### [Records shown]

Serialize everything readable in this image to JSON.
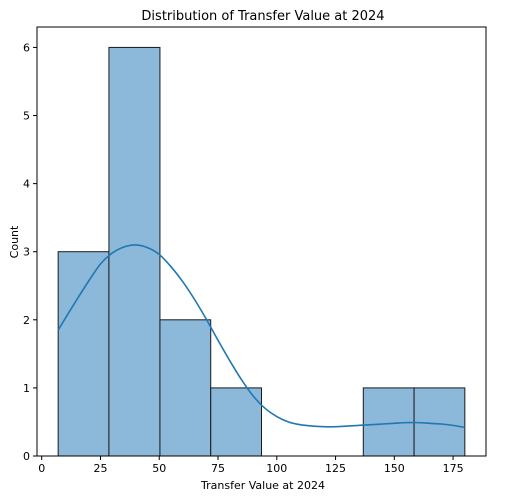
{
  "chart_data": {
    "type": "bar",
    "subtype": "histogram-with-kde",
    "title": "Distribution of Transfer Value at 2024",
    "xlabel": "Transfer Value at 2024",
    "ylabel": "Count",
    "xlim": [
      -2,
      189
    ],
    "ylim": [
      0,
      6.3
    ],
    "xticks": [
      0,
      25,
      50,
      75,
      100,
      125,
      150,
      175
    ],
    "yticks": [
      0,
      1,
      2,
      3,
      4,
      5,
      6
    ],
    "bins": [
      {
        "x0": 7.0,
        "x1": 28.6,
        "count": 3
      },
      {
        "x0": 28.6,
        "x1": 50.3,
        "count": 6
      },
      {
        "x0": 50.3,
        "x1": 71.9,
        "count": 2
      },
      {
        "x0": 71.9,
        "x1": 93.5,
        "count": 1
      },
      {
        "x0": 93.5,
        "x1": 115.1,
        "count": 0
      },
      {
        "x0": 115.1,
        "x1": 136.8,
        "count": 0
      },
      {
        "x0": 136.8,
        "x1": 158.4,
        "count": 1
      },
      {
        "x0": 158.4,
        "x1": 180.0,
        "count": 1
      }
    ],
    "kde": {
      "x": [
        7,
        15,
        20,
        25,
        30,
        35,
        40,
        45,
        50,
        55,
        60,
        65,
        70,
        75,
        80,
        85,
        90,
        95,
        100,
        105,
        110,
        115,
        120,
        125,
        130,
        135,
        140,
        145,
        150,
        155,
        160,
        165,
        170,
        175,
        180
      ],
      "y": [
        1.85,
        2.3,
        2.57,
        2.82,
        2.98,
        3.07,
        3.1,
        3.06,
        2.96,
        2.78,
        2.56,
        2.3,
        2.01,
        1.7,
        1.4,
        1.12,
        0.88,
        0.7,
        0.58,
        0.5,
        0.46,
        0.44,
        0.43,
        0.43,
        0.44,
        0.45,
        0.46,
        0.47,
        0.48,
        0.49,
        0.49,
        0.48,
        0.47,
        0.45,
        0.42
      ]
    },
    "grid": false,
    "legend": "none",
    "colors": {
      "bar_fill": "#8cb8d9",
      "bar_edge": "#1a1a1a",
      "kde_line": "#1f77b4"
    }
  }
}
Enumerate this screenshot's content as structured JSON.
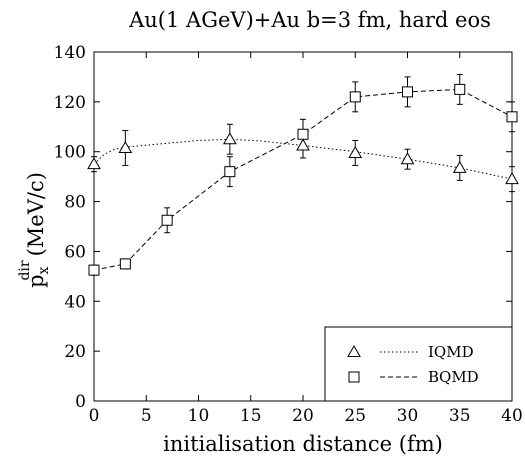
{
  "chart_data": {
    "type": "line",
    "title": "Au(1 AGeV)+Au b=3 fm, hard eos",
    "xlabel": "initialisation distance (fm)",
    "ylabel": {
      "main": "p",
      "sub": "x",
      "sup": "dir",
      "unit": "(MeV/c)"
    },
    "xlim": [
      0,
      40
    ],
    "ylim": [
      0,
      140
    ],
    "xticks": [
      0,
      5,
      10,
      15,
      20,
      25,
      30,
      35,
      40
    ],
    "yticks": [
      0,
      20,
      40,
      60,
      80,
      100,
      120,
      140
    ],
    "grid": false,
    "legend_position": "bottom-right",
    "series": [
      {
        "name": "IQMD",
        "marker": "triangle",
        "line_style": "dotted",
        "points": [
          {
            "x": 0,
            "y": 95,
            "err": 3
          },
          {
            "x": 3,
            "y": 101.5,
            "err": 7
          },
          {
            "x": 13,
            "y": 105,
            "err": 6
          },
          {
            "x": 20,
            "y": 102.5,
            "err": 5
          },
          {
            "x": 25,
            "y": 99.5,
            "err": 5
          },
          {
            "x": 30,
            "y": 97,
            "err": 4
          },
          {
            "x": 35,
            "y": 93.5,
            "err": 5
          },
          {
            "x": 40,
            "y": 89,
            "err": 5
          }
        ],
        "curve": [
          {
            "x": 0,
            "y": 95
          },
          {
            "x": 1,
            "y": 99
          },
          {
            "x": 2,
            "y": 101
          },
          {
            "x": 3,
            "y": 101.8
          },
          {
            "x": 6,
            "y": 103
          },
          {
            "x": 10,
            "y": 104.5
          },
          {
            "x": 13,
            "y": 105
          },
          {
            "x": 16,
            "y": 104.3
          },
          {
            "x": 20,
            "y": 102.5
          },
          {
            "x": 25,
            "y": 100
          },
          {
            "x": 30,
            "y": 97
          },
          {
            "x": 35,
            "y": 93.5
          },
          {
            "x": 40,
            "y": 89
          }
        ]
      },
      {
        "name": "BQMD",
        "marker": "square",
        "line_style": "dashed",
        "points": [
          {
            "x": 0,
            "y": 52.5,
            "err": 2
          },
          {
            "x": 3,
            "y": 55,
            "err": 2
          },
          {
            "x": 7,
            "y": 72.5,
            "err": 5
          },
          {
            "x": 13,
            "y": 92,
            "err": 6
          },
          {
            "x": 20,
            "y": 107,
            "err": 6
          },
          {
            "x": 25,
            "y": 122,
            "err": 6
          },
          {
            "x": 30,
            "y": 124,
            "err": 6
          },
          {
            "x": 35,
            "y": 125,
            "err": 6
          },
          {
            "x": 40,
            "y": 114,
            "err": 6
          }
        ],
        "curve": [
          {
            "x": 0,
            "y": 52.5
          },
          {
            "x": 3,
            "y": 55
          },
          {
            "x": 7,
            "y": 72.5
          },
          {
            "x": 13,
            "y": 92
          },
          {
            "x": 20,
            "y": 107
          },
          {
            "x": 25,
            "y": 122
          },
          {
            "x": 30,
            "y": 124
          },
          {
            "x": 35,
            "y": 125
          },
          {
            "x": 40,
            "y": 114
          }
        ]
      }
    ]
  }
}
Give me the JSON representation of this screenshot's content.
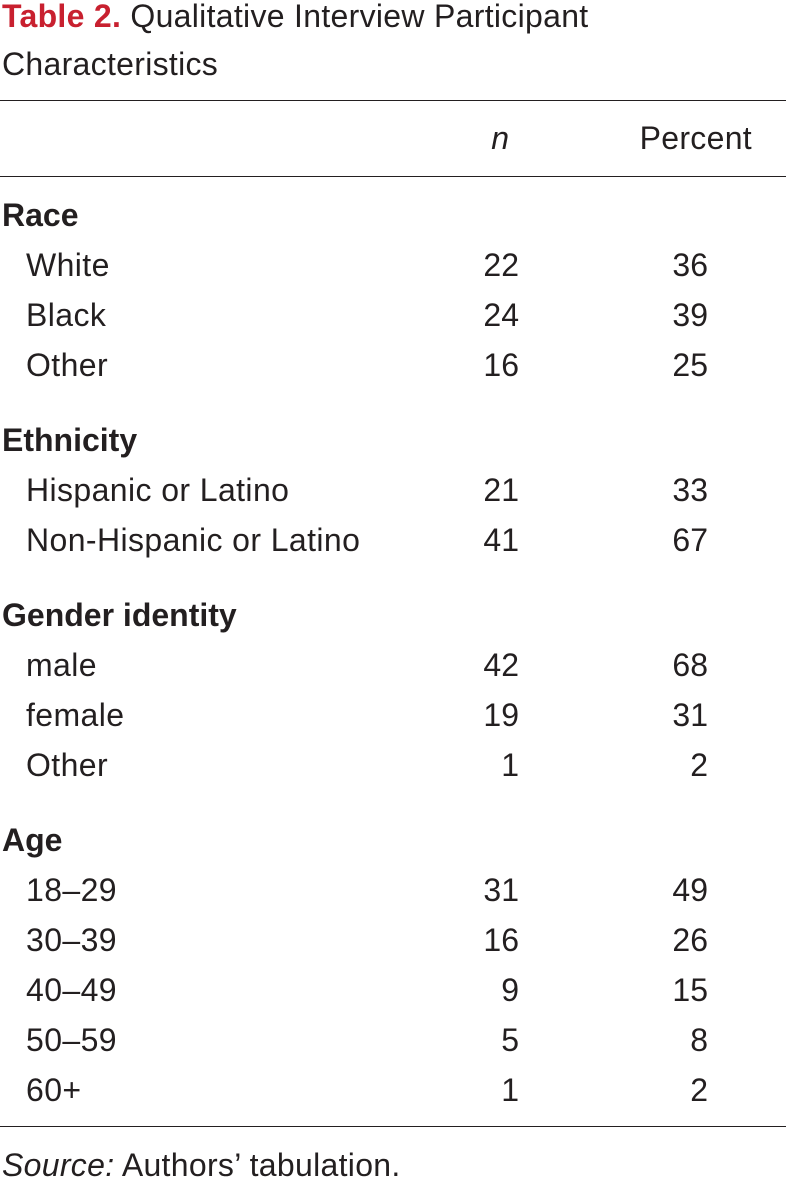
{
  "caption": {
    "label": "Table 2.",
    "title": " Qualitative Interview Participant Characteristics"
  },
  "header": {
    "n": "n",
    "percent": "Percent"
  },
  "groups": [
    {
      "name": "Race",
      "rows": [
        {
          "label": "White",
          "n": "22",
          "percent": "36"
        },
        {
          "label": "Black",
          "n": "24",
          "percent": "39"
        },
        {
          "label": "Other",
          "n": "16",
          "percent": "25"
        }
      ]
    },
    {
      "name": "Ethnicity",
      "rows": [
        {
          "label": "Hispanic or Latino",
          "n": "21",
          "percent": "33"
        },
        {
          "label": "Non-Hispanic or Latino",
          "n": "41",
          "percent": "67"
        }
      ]
    },
    {
      "name": "Gender identity",
      "rows": [
        {
          "label": "male",
          "n": "42",
          "percent": "68"
        },
        {
          "label": "female",
          "n": "19",
          "percent": "31"
        },
        {
          "label": "Other",
          "n": "1",
          "percent": "2"
        }
      ]
    },
    {
      "name": "Age",
      "rows": [
        {
          "label": "18–29",
          "n": "31",
          "percent": "49"
        },
        {
          "label": "30–39",
          "n": "16",
          "percent": "26"
        },
        {
          "label": "40–49",
          "n": "9",
          "percent": "15"
        },
        {
          "label": "50–59",
          "n": "5",
          "percent": "8"
        },
        {
          "label": "60+",
          "n": "1",
          "percent": "2"
        }
      ]
    }
  ],
  "source": {
    "label": "Source:",
    "text": " Authors’ tabulation."
  },
  "colors": {
    "caption_label": "#c8202f",
    "text": "#231f20"
  }
}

### [What this task involves]
Make an exact copy of every record, pictures excluded.

### [Solution]
Serialize everything readable in this image to JSON.
{
  "chart_data": {
    "type": "bar",
    "subtype": "histogram-with-kde",
    "title": "Distribution of Transfer Value at 2024",
    "xlabel": "Transfer Value at 2024",
    "ylabel": "Count",
    "xlim": [
      -2,
      189
    ],
    "ylim": [
      0,
      6.3
    ],
    "xticks": [
      0,
      25,
      50,
      75,
      100,
      125,
      150,
      175
    ],
    "yticks": [
      0,
      1,
      2,
      3,
      4,
      5,
      6
    ],
    "bins": [
      {
        "x0": 7.0,
        "x1": 28.6,
        "count": 3
      },
      {
        "x0": 28.6,
        "x1": 50.3,
        "count": 6
      },
      {
        "x0": 50.3,
        "x1": 71.9,
        "count": 2
      },
      {
        "x0": 71.9,
        "x1": 93.5,
        "count": 1
      },
      {
        "x0": 93.5,
        "x1": 115.1,
        "count": 0
      },
      {
        "x0": 115.1,
        "x1": 136.8,
        "count": 0
      },
      {
        "x0": 136.8,
        "x1": 158.4,
        "count": 1
      },
      {
        "x0": 158.4,
        "x1": 180.0,
        "count": 1
      }
    ],
    "kde": {
      "x": [
        7,
        15,
        20,
        25,
        30,
        35,
        40,
        45,
        50,
        55,
        60,
        65,
        70,
        75,
        80,
        85,
        90,
        95,
        100,
        105,
        110,
        115,
        120,
        125,
        130,
        135,
        140,
        145,
        150,
        155,
        160,
        165,
        170,
        175,
        180
      ],
      "y": [
        1.85,
        2.3,
        2.57,
        2.82,
        2.98,
        3.07,
        3.1,
        3.06,
        2.96,
        2.78,
        2.56,
        2.3,
        2.01,
        1.7,
        1.4,
        1.12,
        0.88,
        0.7,
        0.58,
        0.5,
        0.46,
        0.44,
        0.43,
        0.43,
        0.44,
        0.45,
        0.46,
        0.47,
        0.48,
        0.49,
        0.49,
        0.48,
        0.47,
        0.45,
        0.42
      ]
    },
    "grid": false,
    "legend": "none",
    "colors": {
      "bar_fill": "#8cb8d9",
      "bar_edge": "#1a1a1a",
      "kde_line": "#1f77b4"
    }
  }
}
Enumerate this screenshot's content as structured JSON.
{
  "chart_data": {
    "type": "line",
    "title": "Au(1 AGeV)+Au b=3 fm, hard eos",
    "xlabel": "initialisation distance (fm)",
    "ylabel": {
      "main": "p",
      "sub": "x",
      "sup": "dir",
      "unit": "(MeV/c)"
    },
    "xlim": [
      0,
      40
    ],
    "ylim": [
      0,
      140
    ],
    "xticks": [
      0,
      5,
      10,
      15,
      20,
      25,
      30,
      35,
      40
    ],
    "yticks": [
      0,
      20,
      40,
      60,
      80,
      100,
      120,
      140
    ],
    "grid": false,
    "legend_position": "bottom-right",
    "series": [
      {
        "name": "IQMD",
        "marker": "triangle",
        "line_style": "dotted",
        "points": [
          {
            "x": 0,
            "y": 95,
            "err": 3
          },
          {
            "x": 3,
            "y": 101.5,
            "err": 7
          },
          {
            "x": 13,
            "y": 105,
            "err": 6
          },
          {
            "x": 20,
            "y": 102.5,
            "err": 5
          },
          {
            "x": 25,
            "y": 99.5,
            "err": 5
          },
          {
            "x": 30,
            "y": 97,
            "err": 4
          },
          {
            "x": 35,
            "y": 93.5,
            "err": 5
          },
          {
            "x": 40,
            "y": 89,
            "err": 5
          }
        ],
        "curve": [
          {
            "x": 0,
            "y": 95
          },
          {
            "x": 1,
            "y": 99
          },
          {
            "x": 2,
            "y": 101
          },
          {
            "x": 3,
            "y": 101.8
          },
          {
            "x": 6,
            "y": 103
          },
          {
            "x": 10,
            "y": 104.5
          },
          {
            "x": 13,
            "y": 105
          },
          {
            "x": 16,
            "y": 104.3
          },
          {
            "x": 20,
            "y": 102.5
          },
          {
            "x": 25,
            "y": 100
          },
          {
            "x": 30,
            "y": 97
          },
          {
            "x": 35,
            "y": 93.5
          },
          {
            "x": 40,
            "y": 89
          }
        ]
      },
      {
        "name": "BQMD",
        "marker": "square",
        "line_style": "dashed",
        "points": [
          {
            "x": 0,
            "y": 52.5,
            "err": 2
          },
          {
            "x": 3,
            "y": 55,
            "err": 2
          },
          {
            "x": 7,
            "y": 72.5,
            "err": 5
          },
          {
            "x": 13,
            "y": 92,
            "err": 6
          },
          {
            "x": 20,
            "y": 107,
            "err": 6
          },
          {
            "x": 25,
            "y": 122,
            "err": 6
          },
          {
            "x": 30,
            "y": 124,
            "err": 6
          },
          {
            "x": 35,
            "y": 125,
            "err": 6
          },
          {
            "x": 40,
            "y": 114,
            "err": 6
          }
        ],
        "curve": [
          {
            "x": 0,
            "y": 52.5
          },
          {
            "x": 3,
            "y": 55
          },
          {
            "x": 7,
            "y": 72.5
          },
          {
            "x": 13,
            "y": 92
          },
          {
            "x": 20,
            "y": 107
          },
          {
            "x": 25,
            "y": 122
          },
          {
            "x": 30,
            "y": 124
          },
          {
            "x": 35,
            "y": 125
          },
          {
            "x": 40,
            "y": 114
          }
        ]
      }
    ]
  }
}
Give me the JSON representation of this screenshot's content.
{
  "caption": {
    "label": "Table 2.",
    "title": " Qualitative Interview Participant Characteristics"
  },
  "header": {
    "n": "n",
    "percent": "Percent"
  },
  "groups": [
    {
      "name": "Race",
      "rows": [
        {
          "label": "White",
          "n": "22",
          "percent": "36"
        },
        {
          "label": "Black",
          "n": "24",
          "percent": "39"
        },
        {
          "label": "Other",
          "n": "16",
          "percent": "25"
        }
      ]
    },
    {
      "name": "Ethnicity",
      "rows": [
        {
          "label": "Hispanic or Latino",
          "n": "21",
          "percent": "33"
        },
        {
          "label": "Non-Hispanic or Latino",
          "n": "41",
          "percent": "67"
        }
      ]
    },
    {
      "name": "Gender identity",
      "rows": [
        {
          "label": "male",
          "n": "42",
          "percent": "68"
        },
        {
          "label": "female",
          "n": "19",
          "percent": "31"
        },
        {
          "label": "Other",
          "n": "1",
          "percent": "2"
        }
      ]
    },
    {
      "name": "Age",
      "rows": [
        {
          "label": "18–29",
          "n": "31",
          "percent": "49"
        },
        {
          "label": "30–39",
          "n": "16",
          "percent": "26"
        },
        {
          "label": "40–49",
          "n": "9",
          "percent": "15"
        },
        {
          "label": "50–59",
          "n": "5",
          "percent": "8"
        },
        {
          "label": "60+",
          "n": "1",
          "percent": "2"
        }
      ]
    }
  ],
  "source": {
    "label": "Source:",
    "text": " Authors’ tabulation."
  },
  "colors": {
    "caption_label": "#c8202f",
    "text": "#231f20"
  }
}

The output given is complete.